##### Exercise input

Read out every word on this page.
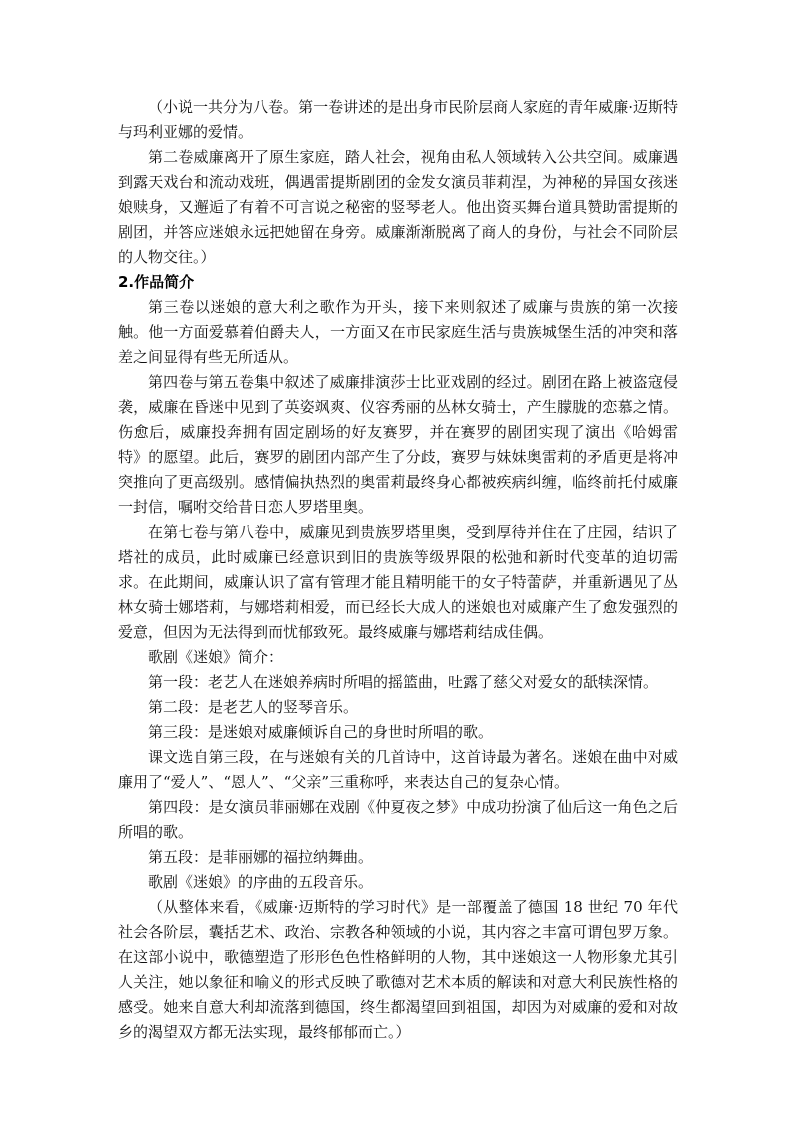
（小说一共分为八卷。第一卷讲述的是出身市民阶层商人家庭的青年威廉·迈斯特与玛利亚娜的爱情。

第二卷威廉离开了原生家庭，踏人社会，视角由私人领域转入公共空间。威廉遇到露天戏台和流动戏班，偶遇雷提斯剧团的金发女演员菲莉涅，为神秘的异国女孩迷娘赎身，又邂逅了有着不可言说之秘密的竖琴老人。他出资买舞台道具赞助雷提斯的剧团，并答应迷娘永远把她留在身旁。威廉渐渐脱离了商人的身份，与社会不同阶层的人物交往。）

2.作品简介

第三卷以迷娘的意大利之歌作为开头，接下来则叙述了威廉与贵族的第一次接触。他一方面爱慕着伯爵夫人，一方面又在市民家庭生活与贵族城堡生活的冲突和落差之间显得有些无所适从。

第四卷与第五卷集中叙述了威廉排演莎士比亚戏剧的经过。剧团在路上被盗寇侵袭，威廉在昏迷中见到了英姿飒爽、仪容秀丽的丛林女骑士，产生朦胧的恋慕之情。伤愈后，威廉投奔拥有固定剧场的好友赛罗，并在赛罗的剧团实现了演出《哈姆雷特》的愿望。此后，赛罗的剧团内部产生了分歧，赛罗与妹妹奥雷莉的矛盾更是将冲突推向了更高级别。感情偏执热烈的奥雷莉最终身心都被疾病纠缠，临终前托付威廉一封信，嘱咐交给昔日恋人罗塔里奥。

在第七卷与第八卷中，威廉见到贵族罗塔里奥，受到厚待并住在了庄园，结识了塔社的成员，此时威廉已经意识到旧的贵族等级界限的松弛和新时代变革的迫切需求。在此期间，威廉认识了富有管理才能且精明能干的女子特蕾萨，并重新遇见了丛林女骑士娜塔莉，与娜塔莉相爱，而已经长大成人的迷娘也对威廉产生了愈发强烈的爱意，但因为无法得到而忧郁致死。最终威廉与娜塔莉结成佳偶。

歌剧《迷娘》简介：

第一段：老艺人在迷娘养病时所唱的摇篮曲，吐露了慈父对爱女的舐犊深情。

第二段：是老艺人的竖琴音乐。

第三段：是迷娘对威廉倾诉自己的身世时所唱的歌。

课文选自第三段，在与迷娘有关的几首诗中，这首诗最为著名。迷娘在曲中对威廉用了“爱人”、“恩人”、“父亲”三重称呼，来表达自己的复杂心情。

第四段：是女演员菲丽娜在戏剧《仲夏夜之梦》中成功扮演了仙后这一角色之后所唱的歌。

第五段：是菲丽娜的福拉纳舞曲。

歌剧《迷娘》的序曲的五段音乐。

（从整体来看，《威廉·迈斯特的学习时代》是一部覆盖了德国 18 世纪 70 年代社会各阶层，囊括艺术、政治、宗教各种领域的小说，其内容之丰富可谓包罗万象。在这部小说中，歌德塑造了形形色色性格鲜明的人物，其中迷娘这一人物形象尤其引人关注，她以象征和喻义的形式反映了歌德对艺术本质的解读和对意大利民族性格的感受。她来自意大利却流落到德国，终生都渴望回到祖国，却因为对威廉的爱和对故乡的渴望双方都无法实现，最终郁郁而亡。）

##########
##### Exercise input

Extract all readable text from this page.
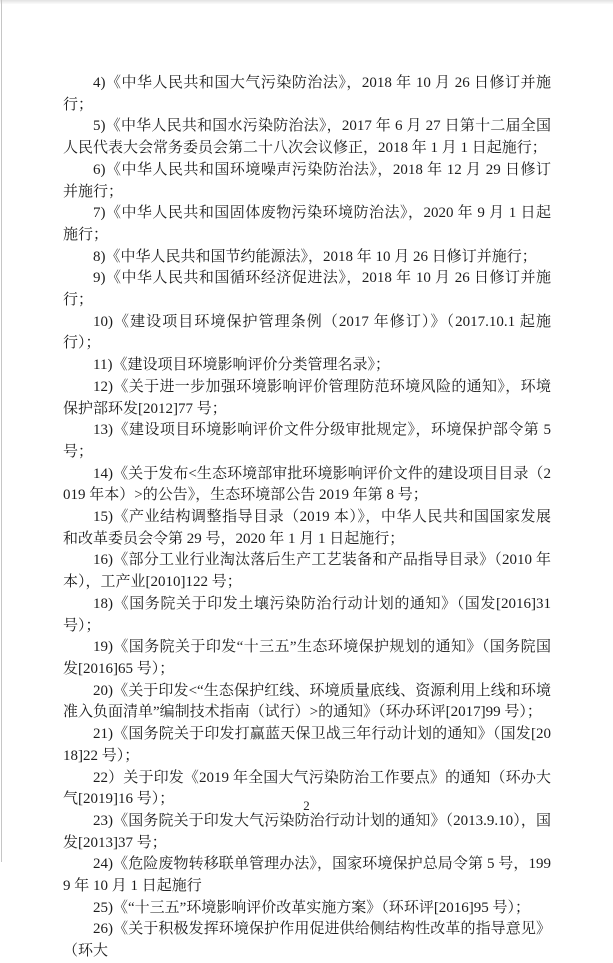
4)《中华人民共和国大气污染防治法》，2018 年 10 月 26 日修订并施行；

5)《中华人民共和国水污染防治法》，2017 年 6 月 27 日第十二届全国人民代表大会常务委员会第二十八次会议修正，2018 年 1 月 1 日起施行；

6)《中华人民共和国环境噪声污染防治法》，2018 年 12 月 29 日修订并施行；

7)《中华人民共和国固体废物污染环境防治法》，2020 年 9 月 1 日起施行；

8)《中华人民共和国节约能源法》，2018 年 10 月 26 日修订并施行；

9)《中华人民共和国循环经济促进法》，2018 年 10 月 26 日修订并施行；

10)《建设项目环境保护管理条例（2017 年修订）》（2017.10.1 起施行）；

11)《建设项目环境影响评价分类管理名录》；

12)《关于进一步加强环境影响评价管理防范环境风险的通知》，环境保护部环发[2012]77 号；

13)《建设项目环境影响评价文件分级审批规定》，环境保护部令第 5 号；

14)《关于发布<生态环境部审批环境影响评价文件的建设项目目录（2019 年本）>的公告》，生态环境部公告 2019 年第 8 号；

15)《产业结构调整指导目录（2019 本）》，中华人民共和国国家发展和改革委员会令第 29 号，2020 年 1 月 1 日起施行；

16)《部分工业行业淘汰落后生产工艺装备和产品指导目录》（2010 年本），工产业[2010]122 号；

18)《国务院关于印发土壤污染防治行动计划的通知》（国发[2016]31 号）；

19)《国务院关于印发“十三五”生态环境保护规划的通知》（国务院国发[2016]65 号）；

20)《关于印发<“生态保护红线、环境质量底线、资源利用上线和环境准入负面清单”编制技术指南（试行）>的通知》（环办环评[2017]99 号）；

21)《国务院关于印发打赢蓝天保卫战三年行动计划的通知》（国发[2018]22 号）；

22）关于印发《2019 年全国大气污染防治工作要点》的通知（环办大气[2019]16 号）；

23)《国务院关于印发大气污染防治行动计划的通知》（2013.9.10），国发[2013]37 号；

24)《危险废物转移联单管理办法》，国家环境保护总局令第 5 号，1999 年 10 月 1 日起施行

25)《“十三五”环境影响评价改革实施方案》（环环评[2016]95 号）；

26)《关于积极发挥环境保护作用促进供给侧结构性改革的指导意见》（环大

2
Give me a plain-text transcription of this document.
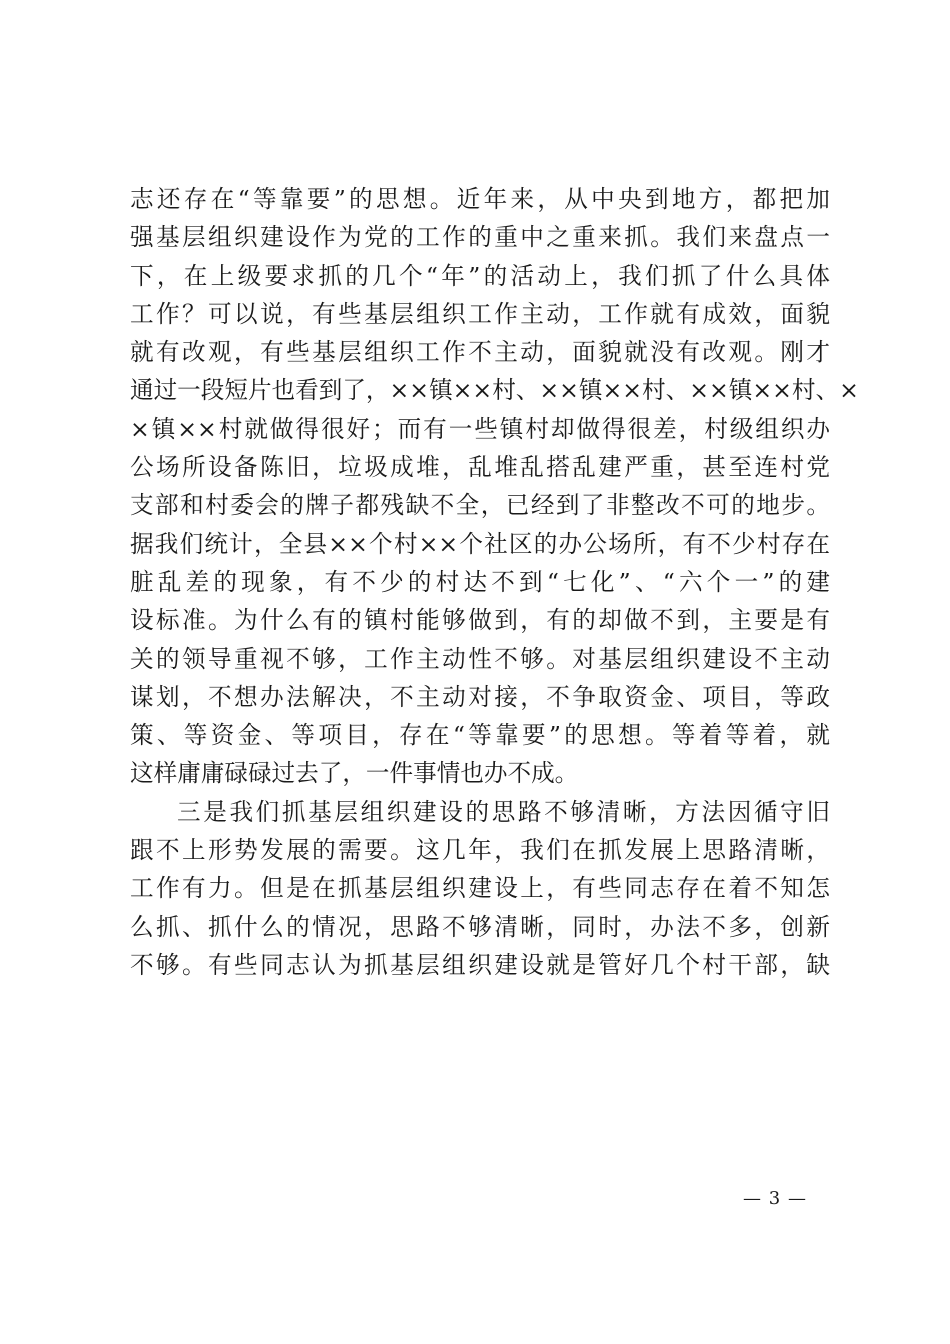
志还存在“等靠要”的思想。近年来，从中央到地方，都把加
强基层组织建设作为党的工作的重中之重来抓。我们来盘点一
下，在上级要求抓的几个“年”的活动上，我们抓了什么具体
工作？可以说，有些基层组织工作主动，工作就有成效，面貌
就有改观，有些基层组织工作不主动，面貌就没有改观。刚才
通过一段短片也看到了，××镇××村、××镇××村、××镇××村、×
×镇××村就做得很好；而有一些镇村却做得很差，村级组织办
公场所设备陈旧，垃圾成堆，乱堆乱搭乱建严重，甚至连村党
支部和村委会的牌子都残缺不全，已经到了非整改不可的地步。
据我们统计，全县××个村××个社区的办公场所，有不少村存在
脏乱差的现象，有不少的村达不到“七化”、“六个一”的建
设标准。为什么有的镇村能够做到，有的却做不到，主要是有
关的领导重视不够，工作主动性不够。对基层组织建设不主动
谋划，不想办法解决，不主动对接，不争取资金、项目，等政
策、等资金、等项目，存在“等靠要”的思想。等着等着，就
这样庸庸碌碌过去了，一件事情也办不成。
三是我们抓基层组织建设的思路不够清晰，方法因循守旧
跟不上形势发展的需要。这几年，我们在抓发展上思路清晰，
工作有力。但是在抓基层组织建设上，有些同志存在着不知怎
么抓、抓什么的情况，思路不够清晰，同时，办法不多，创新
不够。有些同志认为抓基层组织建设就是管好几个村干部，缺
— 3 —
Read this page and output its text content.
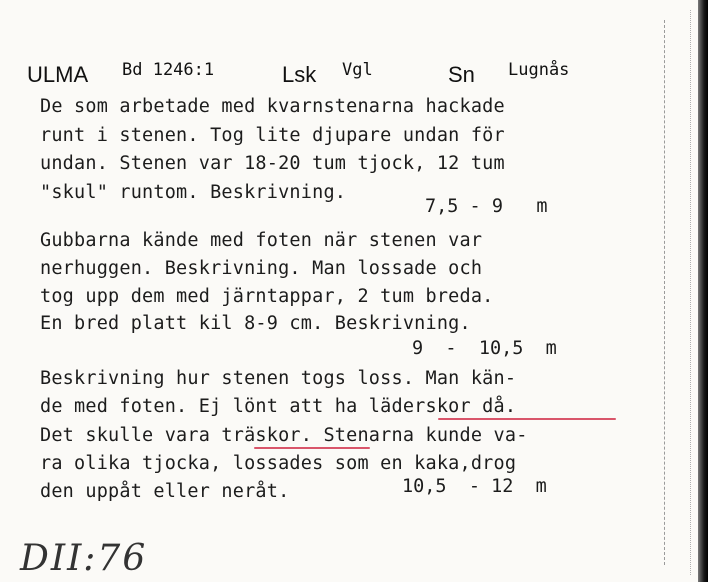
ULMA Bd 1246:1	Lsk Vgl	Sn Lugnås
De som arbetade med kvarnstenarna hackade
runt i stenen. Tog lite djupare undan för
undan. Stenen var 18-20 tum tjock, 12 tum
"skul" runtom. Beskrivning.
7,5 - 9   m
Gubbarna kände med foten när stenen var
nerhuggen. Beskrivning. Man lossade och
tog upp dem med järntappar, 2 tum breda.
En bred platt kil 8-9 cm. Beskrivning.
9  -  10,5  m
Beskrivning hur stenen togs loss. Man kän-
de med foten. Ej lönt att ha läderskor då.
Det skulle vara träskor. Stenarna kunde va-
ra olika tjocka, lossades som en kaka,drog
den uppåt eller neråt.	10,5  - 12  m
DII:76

##########

# Task description:
Which lines contain the word "日起施行"? Return each of them.

# Exercise answer:
5)《中华人民共和国水污染防治法》，2017 年 6 月 27 日第十二届全国人民代表大会常务委员会第二十八次会议修正，2018 年 1 月 1 日起施行；
7)《中华人民共和国固体废物污染环境防治法》，2020 年 9 月 1 日起施行；
15)《产业结构调整指导目录（2019 本）》，中华人民共和国国家发展和改革委员会令第 29 号，2020 年 1 月 1 日起施行；
24)《危险废物转移联单管理办法》，国家环境保护总局令第 5 号，1999 年 10 月 1 日起施行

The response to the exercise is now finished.